>> Start

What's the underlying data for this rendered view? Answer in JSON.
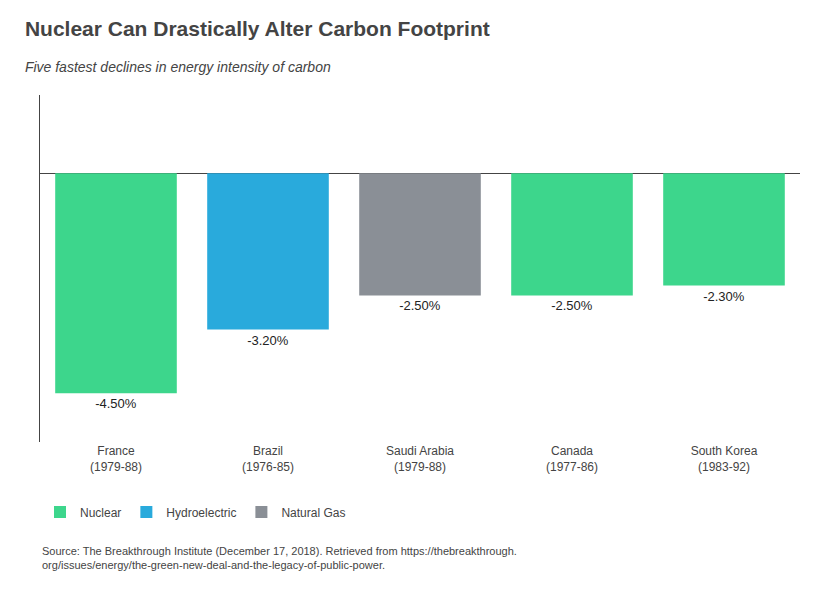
{
  "chart_data": {
    "type": "bar",
    "title": "Nuclear Can Drastically Alter Carbon Footprint",
    "subtitle": "Five fastest declines in energy intensity of carbon",
    "categories": [
      "France\n(1979-88)",
      "Brazil\n(1976-85)",
      "Saudi Arabia\n(1979-88)",
      "Canada\n(1977-86)",
      "South Korea\n(1983-92)"
    ],
    "series": [
      {
        "name": "Nuclear",
        "color": "#3dd68c",
        "values": [
          -4.5,
          null,
          null,
          -2.5,
          -2.3
        ],
        "value_labels": [
          "-4.50%",
          null,
          null,
          "-2.50%",
          "-2.30%"
        ]
      },
      {
        "name": "Hydroelectric",
        "color": "#29aadc",
        "values": [
          null,
          -3.2,
          null,
          null,
          null
        ],
        "value_labels": [
          null,
          "-3.20%",
          null,
          null,
          null
        ]
      },
      {
        "name": "Natural Gas",
        "color": "#8a8f96",
        "values": [
          null,
          null,
          -2.5,
          null,
          null
        ],
        "value_labels": [
          null,
          null,
          "-2.50%",
          null,
          null
        ]
      }
    ],
    "ylim": [
      -5.5,
      1.6
    ],
    "grid": false,
    "legend": "lower left",
    "data_labels": true,
    "tick_labels": "x",
    "annotations": [
      "Source: The Breakthrough Institute (December 17, 2018). Retrieved from https://thebreakthrough.\norg/issues/energy/the-green-new-deal-and-the-legacy-of-public-power."
    ]
  }
}
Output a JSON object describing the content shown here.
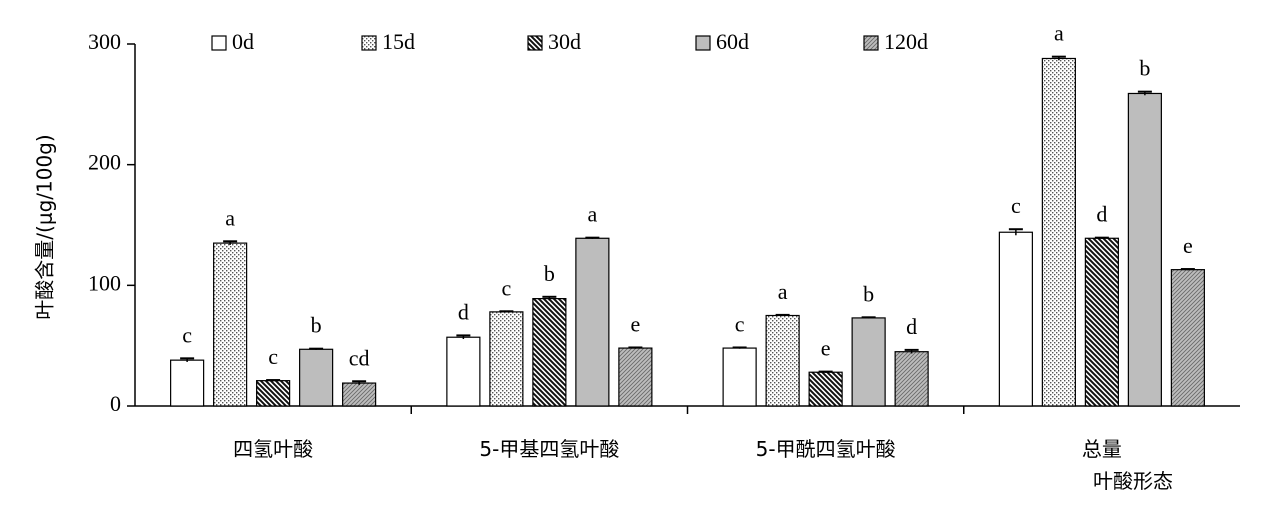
{
  "chart_data": {
    "type": "bar",
    "title": "",
    "ylabel": "叶酸含量/(μg/100g)",
    "xlabel": "叶酸形态",
    "ylim": [
      0,
      300
    ],
    "yticks": [
      0,
      100,
      200,
      300
    ],
    "legend_position": "top",
    "categories": [
      "四氢叶酸",
      "5-甲基四氢叶酸",
      "5-甲酰四氢叶酸",
      "总量"
    ],
    "series": [
      {
        "name": "0d",
        "pattern": "white",
        "values": [
          38,
          57,
          48,
          144
        ],
        "errors": [
          1.5,
          1.5,
          0.5,
          2.5
        ],
        "labels": [
          "c",
          "d",
          "c",
          "c"
        ]
      },
      {
        "name": "15d",
        "pattern": "dots",
        "values": [
          135,
          78,
          75,
          288
        ],
        "errors": [
          1.5,
          0.5,
          0.5,
          1.5
        ],
        "labels": [
          "a",
          "c",
          "a",
          "a"
        ]
      },
      {
        "name": "30d",
        "pattern": "dense-hatch",
        "values": [
          21,
          89,
          28,
          139
        ],
        "errors": [
          0.5,
          1.5,
          0.5,
          0.5
        ],
        "labels": [
          "c",
          "b",
          "e",
          "d"
        ]
      },
      {
        "name": "60d",
        "pattern": "gray",
        "values": [
          47,
          139,
          73,
          259
        ],
        "errors": [
          0.5,
          0.5,
          0.5,
          1.5
        ],
        "labels": [
          "b",
          "a",
          "b",
          "b"
        ]
      },
      {
        "name": "120d",
        "pattern": "light-hatch",
        "values": [
          19,
          48,
          45,
          113
        ],
        "errors": [
          1.5,
          0.5,
          1.5,
          0.5
        ],
        "labels": [
          "cd",
          "e",
          "d",
          "e"
        ]
      }
    ]
  }
}
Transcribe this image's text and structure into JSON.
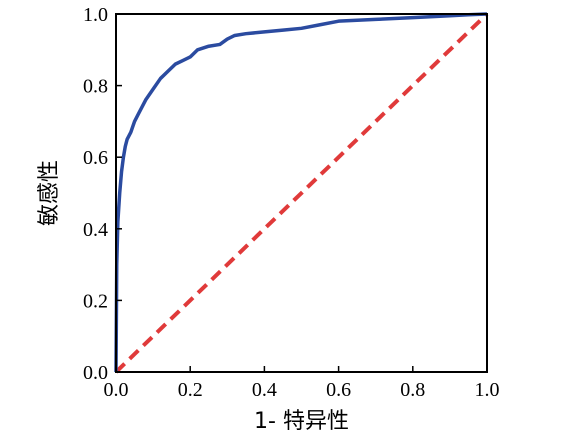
{
  "chart_data": {
    "type": "line",
    "title": "",
    "xlabel": "1- 特异性",
    "ylabel": "敏感性",
    "xlim": [
      0.0,
      1.0
    ],
    "ylim": [
      0.0,
      1.0
    ],
    "x_ticks": [
      0.0,
      0.2,
      0.4,
      0.6,
      0.8,
      1.0
    ],
    "y_ticks": [
      0.0,
      0.2,
      0.4,
      0.6,
      0.8,
      1.0
    ],
    "x_tick_labels": [
      "0.0",
      "0.2",
      "0.4",
      "0.6",
      "0.8",
      "1.0"
    ],
    "y_tick_labels": [
      "0.0",
      "0.2",
      "0.4",
      "0.6",
      "0.8",
      "1.0"
    ],
    "grid": false,
    "legend": "none",
    "series": [
      {
        "style": "solid",
        "color": "#2b4ba0",
        "x": [
          0.0,
          0.002,
          0.005,
          0.01,
          0.015,
          0.02,
          0.025,
          0.03,
          0.04,
          0.05,
          0.06,
          0.08,
          0.1,
          0.12,
          0.14,
          0.16,
          0.18,
          0.2,
          0.22,
          0.25,
          0.28,
          0.3,
          0.32,
          0.35,
          0.4,
          0.45,
          0.5,
          0.55,
          0.6,
          0.7,
          0.8,
          0.9,
          0.95,
          1.0
        ],
        "y": [
          0.0,
          0.3,
          0.42,
          0.5,
          0.56,
          0.6,
          0.63,
          0.65,
          0.67,
          0.7,
          0.72,
          0.76,
          0.79,
          0.82,
          0.84,
          0.86,
          0.87,
          0.88,
          0.9,
          0.91,
          0.915,
          0.93,
          0.94,
          0.945,
          0.95,
          0.955,
          0.96,
          0.97,
          0.98,
          0.985,
          0.99,
          0.995,
          0.998,
          1.0
        ]
      },
      {
        "style": "dashed",
        "color": "#e03a3a",
        "x": [
          0.0,
          1.0
        ],
        "y": [
          0.0,
          1.0
        ]
      }
    ]
  }
}
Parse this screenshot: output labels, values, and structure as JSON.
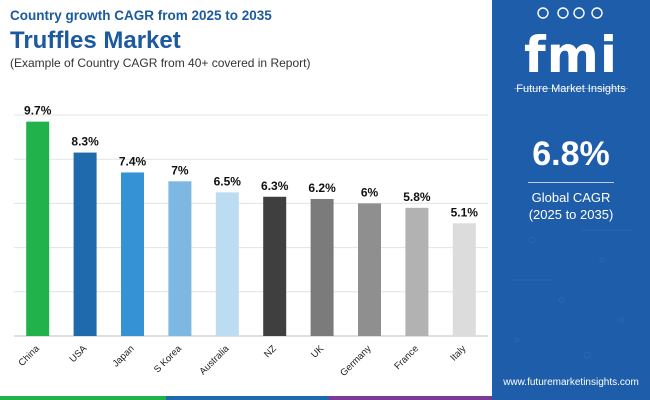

>> End

- _Description of the task_
Repeat the listing in full and exactly. Leave any pictures out.

- _Answer_
What's the underlying data for this rendered view? Answer in JSON.
{
  "chart_data": {
    "type": "bar",
    "title": "Nuclear Can Drastically Alter Carbon Footprint",
    "subtitle": "Five fastest declines in energy intensity of carbon",
    "categories": [
      "France\n(1979-88)",
      "Brazil\n(1976-85)",
      "Saudi Arabia\n(1979-88)",
      "Canada\n(1977-86)",
      "South Korea\n(1983-92)"
    ],
    "series": [
      {
        "name": "Nuclear",
        "color": "#3dd68c",
        "values": [
          -4.5,
          null,
          null,
          -2.5,
          -2.3
        ],
        "value_labels": [
          "-4.50%",
          null,
          null,
          "-2.50%",
          "-2.30%"
        ]
      },
      {
        "name": "Hydroelectric",
        "color": "#29aadc",
        "values": [
          null,
          -3.2,
          null,
          null,
          null
        ],
        "value_labels": [
          null,
          "-3.20%",
          null,
          null,
          null
        ]
      },
      {
        "name": "Natural Gas",
        "color": "#8a8f96",
        "values": [
          null,
          null,
          -2.5,
          null,
          null
        ],
        "value_labels": [
          null,
          null,
          "-2.50%",
          null,
          null
        ]
      }
    ],
    "ylim": [
      -5.5,
      1.6
    ],
    "grid": false,
    "legend": "lower left",
    "data_labels": true,
    "tick_labels": "x",
    "annotations": [
      "Source: The Breakthrough Institute (December 17, 2018). Retrieved from https://thebreakthrough.\norg/issues/energy/the-green-new-deal-and-the-legacy-of-public-power."
    ]
  }
}
Output a JSON object describing the content shown here.
{
  "chart_data": {
    "type": "bar",
    "title": "",
    "ylabel": "叶酸含量/(μg/100g)",
    "xlabel": "叶酸形态",
    "ylim": [
      0,
      300
    ],
    "yticks": [
      0,
      100,
      200,
      300
    ],
    "legend_position": "top",
    "categories": [
      "四氢叶酸",
      "5-甲基四氢叶酸",
      "5-甲酰四氢叶酸",
      "总量"
    ],
    "series": [
      {
        "name": "0d",
        "pattern": "white",
        "values": [
          38,
          57,
          48,
          144
        ],
        "errors": [
          1.5,
          1.5,
          0.5,
          2.5
        ],
        "labels": [
          "c",
          "d",
          "c",
          "c"
        ]
      },
      {
        "name": "15d",
        "pattern": "dots",
        "values": [
          135,
          78,
          75,
          288
        ],
        "errors": [
          1.5,
          0.5,
          0.5,
          1.5
        ],
        "labels": [
          "a",
          "c",
          "a",
          "a"
        ]
      },
      {
        "name": "30d",
        "pattern": "dense-hatch",
        "values": [
          21,
          89,
          28,
          139
        ],
        "errors": [
          0.5,
          1.5,
          0.5,
          0.5
        ],
        "labels": [
          "c",
          "b",
          "e",
          "d"
        ]
      },
      {
        "name": "60d",
        "pattern": "gray",
        "values": [
          47,
          139,
          73,
          259
        ],
        "errors": [
          0.5,
          0.5,
          0.5,
          1.5
        ],
        "labels": [
          "b",
          "a",
          "b",
          "b"
        ]
      },
      {
        "name": "120d",
        "pattern": "light-hatch",
        "values": [
          19,
          48,
          45,
          113
        ],
        "errors": [
          1.5,
          0.5,
          1.5,
          0.5
        ],
        "labels": [
          "cd",
          "e",
          "d",
          "e"
        ]
      }
    ]
  }
}
Transcribe this image's text and structure into JSON.
{
  "chart_data": {
    "type": "line",
    "title": "",
    "xlabel": "1- 特异性",
    "ylabel": "敏感性",
    "xlim": [
      0.0,
      1.0
    ],
    "ylim": [
      0.0,
      1.0
    ],
    "x_ticks": [
      0.0,
      0.2,
      0.4,
      0.6,
      0.8,
      1.0
    ],
    "y_ticks": [
      0.0,
      0.2,
      0.4,
      0.6,
      0.8,
      1.0
    ],
    "x_tick_labels": [
      "0.0",
      "0.2",
      "0.4",
      "0.6",
      "0.8",
      "1.0"
    ],
    "y_tick_labels": [
      "0.0",
      "0.2",
      "0.4",
      "0.6",
      "0.8",
      "1.0"
    ],
    "grid": false,
    "legend": "none",
    "series": [
      {
        "style": "solid",
        "color": "#2b4ba0",
        "x": [
          0.0,
          0.002,
          0.005,
          0.01,
          0.015,
          0.02,
          0.025,
          0.03,
          0.04,
          0.05,
          0.06,
          0.08,
          0.1,
          0.12,
          0.14,
          0.16,
          0.18,
          0.2,
          0.22,
          0.25,
          0.28,
          0.3,
          0.32,
          0.35,
          0.4,
          0.45,
          0.5,
          0.55,
          0.6,
          0.7,
          0.8,
          0.9,
          0.95,
          1.0
        ],
        "y": [
          0.0,
          0.3,
          0.42,
          0.5,
          0.56,
          0.6,
          0.63,
          0.65,
          0.67,
          0.7,
          0.72,
          0.76,
          0.79,
          0.82,
          0.84,
          0.86,
          0.87,
          0.88,
          0.9,
          0.91,
          0.915,
          0.93,
          0.94,
          0.945,
          0.95,
          0.955,
          0.96,
          0.97,
          0.98,
          0.985,
          0.99,
          0.995,
          0.998,
          1.0
        ]
      },
      {
        "style": "dashed",
        "color": "#e03a3a",
        "x": [
          0.0,
          1.0
        ],
        "y": [
          0.0,
          1.0
        ]
      }
    ]
  }
}
Parse this screenshot: output labels, values, and structure as JSON.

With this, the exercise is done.